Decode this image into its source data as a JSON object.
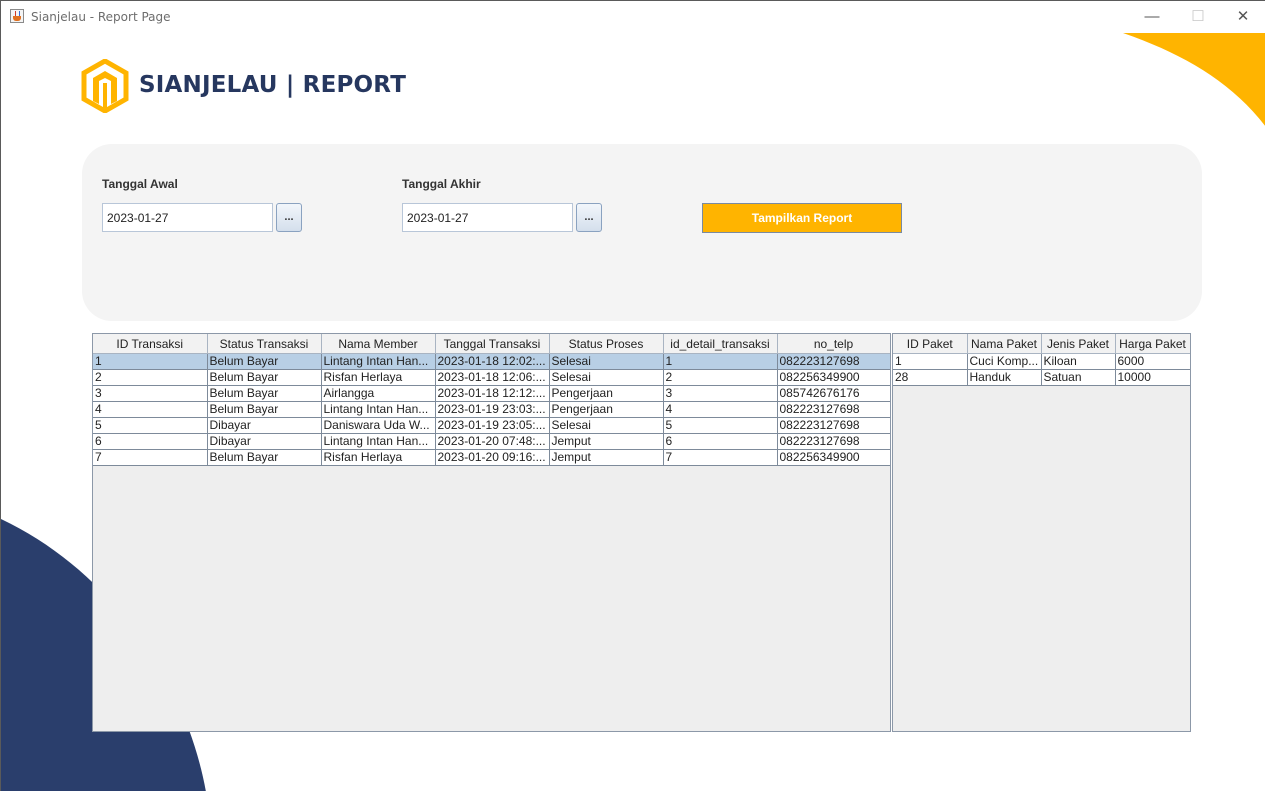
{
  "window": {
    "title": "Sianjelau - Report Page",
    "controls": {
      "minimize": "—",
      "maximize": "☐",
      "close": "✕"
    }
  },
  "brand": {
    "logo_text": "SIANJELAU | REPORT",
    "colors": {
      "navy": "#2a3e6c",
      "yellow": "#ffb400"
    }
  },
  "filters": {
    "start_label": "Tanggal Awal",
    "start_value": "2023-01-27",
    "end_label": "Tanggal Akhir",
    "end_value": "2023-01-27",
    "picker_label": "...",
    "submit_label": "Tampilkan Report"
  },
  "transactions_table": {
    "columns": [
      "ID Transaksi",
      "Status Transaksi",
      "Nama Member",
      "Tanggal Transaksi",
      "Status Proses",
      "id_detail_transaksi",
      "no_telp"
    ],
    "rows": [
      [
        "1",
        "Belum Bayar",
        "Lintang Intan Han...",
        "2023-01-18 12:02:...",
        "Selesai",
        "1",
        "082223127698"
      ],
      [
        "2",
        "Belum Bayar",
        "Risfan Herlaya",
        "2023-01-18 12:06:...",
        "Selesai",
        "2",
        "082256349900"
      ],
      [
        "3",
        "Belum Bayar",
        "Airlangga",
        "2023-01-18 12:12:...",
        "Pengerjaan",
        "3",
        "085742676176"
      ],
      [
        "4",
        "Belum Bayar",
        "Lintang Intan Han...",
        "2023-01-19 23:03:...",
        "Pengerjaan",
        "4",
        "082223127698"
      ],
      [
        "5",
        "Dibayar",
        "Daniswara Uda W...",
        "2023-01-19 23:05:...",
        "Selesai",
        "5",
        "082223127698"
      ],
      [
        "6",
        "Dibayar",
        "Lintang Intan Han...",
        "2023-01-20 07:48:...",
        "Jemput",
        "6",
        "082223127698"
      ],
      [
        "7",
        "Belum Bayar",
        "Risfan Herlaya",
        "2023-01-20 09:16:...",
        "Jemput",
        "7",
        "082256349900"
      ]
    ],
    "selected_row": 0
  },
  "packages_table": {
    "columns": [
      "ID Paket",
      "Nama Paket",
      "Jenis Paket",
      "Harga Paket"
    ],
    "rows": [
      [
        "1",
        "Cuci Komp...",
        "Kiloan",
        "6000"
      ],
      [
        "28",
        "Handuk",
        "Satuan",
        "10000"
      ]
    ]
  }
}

* * * *

*Directions for this task*: Go through the listing above and write it all out exactly, leaving out any picture.

*Output for this exercise*:
Decode this image into its source data as a JSON object.
{
  "window": {
    "title": "Sianjelau - Report Page",
    "controls": {
      "minimize": "—",
      "maximize": "☐",
      "close": "✕"
    }
  },
  "brand": {
    "logo_text": "SIANJELAU | REPORT",
    "colors": {
      "navy": "#2a3e6c",
      "yellow": "#ffb400"
    }
  },
  "filters": {
    "start_label": "Tanggal Awal",
    "start_value": "2023-01-27",
    "end_label": "Tanggal Akhir",
    "end_value": "2023-01-27",
    "picker_label": "...",
    "submit_label": "Tampilkan Report"
  },
  "transactions_table": {
    "columns": [
      "ID Transaksi",
      "Status Transaksi",
      "Nama Member",
      "Tanggal Transaksi",
      "Status Proses",
      "id_detail_transaksi",
      "no_telp"
    ],
    "rows": [
      [
        "1",
        "Belum Bayar",
        "Lintang Intan Han...",
        "2023-01-18 12:02:...",
        "Selesai",
        "1",
        "082223127698"
      ],
      [
        "2",
        "Belum Bayar",
        "Risfan Herlaya",
        "2023-01-18 12:06:...",
        "Selesai",
        "2",
        "082256349900"
      ],
      [
        "3",
        "Belum Bayar",
        "Airlangga",
        "2023-01-18 12:12:...",
        "Pengerjaan",
        "3",
        "085742676176"
      ],
      [
        "4",
        "Belum Bayar",
        "Lintang Intan Han...",
        "2023-01-19 23:03:...",
        "Pengerjaan",
        "4",
        "082223127698"
      ],
      [
        "5",
        "Dibayar",
        "Daniswara Uda W...",
        "2023-01-19 23:05:...",
        "Selesai",
        "5",
        "082223127698"
      ],
      [
        "6",
        "Dibayar",
        "Lintang Intan Han...",
        "2023-01-20 07:48:...",
        "Jemput",
        "6",
        "082223127698"
      ],
      [
        "7",
        "Belum Bayar",
        "Risfan Herlaya",
        "2023-01-20 09:16:...",
        "Jemput",
        "7",
        "082256349900"
      ]
    ],
    "selected_row": 0
  },
  "packages_table": {
    "columns": [
      "ID Paket",
      "Nama Paket",
      "Jenis Paket",
      "Harga Paket"
    ],
    "rows": [
      [
        "1",
        "Cuci Komp...",
        "Kiloan",
        "6000"
      ],
      [
        "28",
        "Handuk",
        "Satuan",
        "10000"
      ]
    ]
  }
}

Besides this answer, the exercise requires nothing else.